▸ **What you are asked to do**
Each record is to be transcribed exactly.
-- Data provided start --
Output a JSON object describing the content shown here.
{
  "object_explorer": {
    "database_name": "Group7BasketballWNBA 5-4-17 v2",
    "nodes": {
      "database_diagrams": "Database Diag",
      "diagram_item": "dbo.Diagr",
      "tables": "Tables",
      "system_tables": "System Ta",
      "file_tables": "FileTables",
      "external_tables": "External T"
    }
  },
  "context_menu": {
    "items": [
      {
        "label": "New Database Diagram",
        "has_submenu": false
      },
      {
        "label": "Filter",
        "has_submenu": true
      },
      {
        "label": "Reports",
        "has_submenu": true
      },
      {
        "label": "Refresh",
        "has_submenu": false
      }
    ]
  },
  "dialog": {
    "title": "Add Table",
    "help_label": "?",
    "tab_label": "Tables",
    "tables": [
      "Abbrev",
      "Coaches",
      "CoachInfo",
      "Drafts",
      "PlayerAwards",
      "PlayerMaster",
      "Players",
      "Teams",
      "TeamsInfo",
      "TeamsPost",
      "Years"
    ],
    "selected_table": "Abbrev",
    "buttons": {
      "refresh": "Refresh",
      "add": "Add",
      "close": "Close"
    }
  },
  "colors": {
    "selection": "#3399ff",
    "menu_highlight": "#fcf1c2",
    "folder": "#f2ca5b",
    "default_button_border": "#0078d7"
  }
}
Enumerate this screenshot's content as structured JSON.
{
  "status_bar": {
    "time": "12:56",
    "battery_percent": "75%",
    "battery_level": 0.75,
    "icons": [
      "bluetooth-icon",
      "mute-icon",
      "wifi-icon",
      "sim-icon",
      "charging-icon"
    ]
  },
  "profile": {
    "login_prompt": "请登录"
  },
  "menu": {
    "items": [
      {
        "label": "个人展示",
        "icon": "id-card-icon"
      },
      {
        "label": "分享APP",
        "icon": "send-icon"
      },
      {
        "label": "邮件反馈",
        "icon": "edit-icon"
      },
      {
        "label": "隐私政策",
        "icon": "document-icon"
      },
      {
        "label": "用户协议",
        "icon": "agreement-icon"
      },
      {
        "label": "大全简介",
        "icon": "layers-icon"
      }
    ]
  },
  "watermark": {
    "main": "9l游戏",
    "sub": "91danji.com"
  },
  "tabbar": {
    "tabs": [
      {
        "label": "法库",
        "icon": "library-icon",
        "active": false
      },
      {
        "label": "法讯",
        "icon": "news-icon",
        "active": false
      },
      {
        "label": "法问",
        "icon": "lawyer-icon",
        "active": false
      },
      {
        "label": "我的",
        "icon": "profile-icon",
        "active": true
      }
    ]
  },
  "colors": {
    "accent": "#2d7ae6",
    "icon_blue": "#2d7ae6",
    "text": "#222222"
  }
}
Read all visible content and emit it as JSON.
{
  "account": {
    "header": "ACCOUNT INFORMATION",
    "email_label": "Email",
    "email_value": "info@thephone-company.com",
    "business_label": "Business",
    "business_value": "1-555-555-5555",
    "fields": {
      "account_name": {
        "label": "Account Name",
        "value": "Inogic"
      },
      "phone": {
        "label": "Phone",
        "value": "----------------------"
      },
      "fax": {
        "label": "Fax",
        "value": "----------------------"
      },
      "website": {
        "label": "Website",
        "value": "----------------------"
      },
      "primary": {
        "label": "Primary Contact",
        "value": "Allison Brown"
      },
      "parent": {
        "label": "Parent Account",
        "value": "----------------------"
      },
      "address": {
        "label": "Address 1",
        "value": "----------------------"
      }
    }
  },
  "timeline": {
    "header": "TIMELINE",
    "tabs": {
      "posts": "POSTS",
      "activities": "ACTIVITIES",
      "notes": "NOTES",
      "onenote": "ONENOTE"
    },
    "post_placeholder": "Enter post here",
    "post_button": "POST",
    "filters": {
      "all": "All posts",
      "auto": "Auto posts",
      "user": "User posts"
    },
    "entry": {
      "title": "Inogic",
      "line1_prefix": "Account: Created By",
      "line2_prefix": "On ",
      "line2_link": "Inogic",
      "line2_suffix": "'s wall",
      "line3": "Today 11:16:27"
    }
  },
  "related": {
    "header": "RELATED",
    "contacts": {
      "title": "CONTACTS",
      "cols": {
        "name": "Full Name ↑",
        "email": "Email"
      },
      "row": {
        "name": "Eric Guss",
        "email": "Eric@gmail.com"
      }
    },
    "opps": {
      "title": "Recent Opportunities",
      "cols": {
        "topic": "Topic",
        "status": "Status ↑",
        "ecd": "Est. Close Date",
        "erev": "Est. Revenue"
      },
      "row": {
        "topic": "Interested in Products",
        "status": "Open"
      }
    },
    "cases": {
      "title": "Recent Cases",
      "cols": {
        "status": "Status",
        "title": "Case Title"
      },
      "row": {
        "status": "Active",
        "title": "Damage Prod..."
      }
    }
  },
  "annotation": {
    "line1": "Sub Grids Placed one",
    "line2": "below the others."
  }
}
-- Data provided end --
▸ **Expected answer**
Output a JSON object describing the content shown here.
{
  "object_explorer": {
    "database_name": "Group7BasketballWNBA 5-4-17 v2",
    "nodes": {
      "database_diagrams": "Database Diag",
      "diagram_item": "dbo.Diagr",
      "tables": "Tables",
      "system_tables": "System Ta",
      "file_tables": "FileTables",
      "external_tables": "External T"
    }
  },
  "context_menu": {
    "items": [
      {
        "label": "New Database Diagram",
        "has_submenu": false
      },
      {
        "label": "Filter",
        "has_submenu": true
      },
      {
        "label": "Reports",
        "has_submenu": true
      },
      {
        "label": "Refresh",
        "has_submenu": false
      }
    ]
  },
  "dialog": {
    "title": "Add Table",
    "help_label": "?",
    "tab_label": "Tables",
    "tables": [
      "Abbrev",
      "Coaches",
      "CoachInfo",
      "Drafts",
      "PlayerAwards",
      "PlayerMaster",
      "Players",
      "Teams",
      "TeamsInfo",
      "TeamsPost",
      "Years"
    ],
    "selected_table": "Abbrev",
    "buttons": {
      "refresh": "Refresh",
      "add": "Add",
      "close": "Close"
    }
  },
  "colors": {
    "selection": "#3399ff",
    "menu_highlight": "#fcf1c2",
    "folder": "#f2ca5b",
    "default_button_border": "#0078d7"
  }
}
Enumerate this screenshot's content as structured JSON.
{
  "status_bar": {
    "time": "12:56",
    "battery_percent": "75%",
    "battery_level": 0.75,
    "icons": [
      "bluetooth-icon",
      "mute-icon",
      "wifi-icon",
      "sim-icon",
      "charging-icon"
    ]
  },
  "profile": {
    "login_prompt": "请登录"
  },
  "menu": {
    "items": [
      {
        "label": "个人展示",
        "icon": "id-card-icon"
      },
      {
        "label": "分享APP",
        "icon": "send-icon"
      },
      {
        "label": "邮件反馈",
        "icon": "edit-icon"
      },
      {
        "label": "隐私政策",
        "icon": "document-icon"
      },
      {
        "label": "用户协议",
        "icon": "agreement-icon"
      },
      {
        "label": "大全简介",
        "icon": "layers-icon"
      }
    ]
  },
  "watermark": {
    "main": "9l游戏",
    "sub": "91danji.com"
  },
  "tabbar": {
    "tabs": [
      {
        "label": "法库",
        "icon": "library-icon",
        "active": false
      },
      {
        "label": "法讯",
        "icon": "news-icon",
        "active": false
      },
      {
        "label": "法问",
        "icon": "lawyer-icon",
        "active": false
      },
      {
        "label": "我的",
        "icon": "profile-icon",
        "active": true
      }
    ]
  },
  "colors": {
    "accent": "#2d7ae6",
    "icon_blue": "#2d7ae6",
    "text": "#222222"
  }
}
Read all visible content and emit it as JSON.
{
  "account": {
    "header": "ACCOUNT INFORMATION",
    "email_label": "Email",
    "email_value": "info@thephone-company.com",
    "business_label": "Business",
    "business_value": "1-555-555-5555",
    "fields": {
      "account_name": {
        "label": "Account Name",
        "value": "Inogic"
      },
      "phone": {
        "label": "Phone",
        "value": "----------------------"
      },
      "fax": {
        "label": "Fax",
        "value": "----------------------"
      },
      "website": {
        "label": "Website",
        "value": "----------------------"
      },
      "primary": {
        "label": "Primary Contact",
        "value": "Allison Brown"
      },
      "parent": {
        "label": "Parent Account",
        "value": "----------------------"
      },
      "address": {
        "label": "Address 1",
        "value": "----------------------"
      }
    }
  },
  "timeline": {
    "header": "TIMELINE",
    "tabs": {
      "posts": "POSTS",
      "activities": "ACTIVITIES",
      "notes": "NOTES",
      "onenote": "ONENOTE"
    },
    "post_placeholder": "Enter post here",
    "post_button": "POST",
    "filters": {
      "all": "All posts",
      "auto": "Auto posts",
      "user": "User posts"
    },
    "entry": {
      "title": "Inogic",
      "line1_prefix": "Account: Created By",
      "line2_prefix": "On ",
      "line2_link": "Inogic",
      "line2_suffix": "'s wall",
      "line3": "Today 11:16:27"
    }
  },
  "related": {
    "header": "RELATED",
    "contacts": {
      "title": "CONTACTS",
      "cols": {
        "name": "Full Name ↑",
        "email": "Email"
      },
      "row": {
        "name": "Eric Guss",
        "email": "Eric@gmail.com"
      }
    },
    "opps": {
      "title": "Recent Opportunities",
      "cols": {
        "topic": "Topic",
        "status": "Status ↑",
        "ecd": "Est. Close Date",
        "erev": "Est. Revenue"
      },
      "row": {
        "topic": "Interested in Products",
        "status": "Open"
      }
    },
    "cases": {
      "title": "Recent Cases",
      "cols": {
        "status": "Status",
        "title": "Case Title"
      },
      "row": {
        "status": "Active",
        "title": "Damage Prod..."
      }
    }
  },
  "annotation": {
    "line1": "Sub Grids Placed one",
    "line2": "below the others."
  }
}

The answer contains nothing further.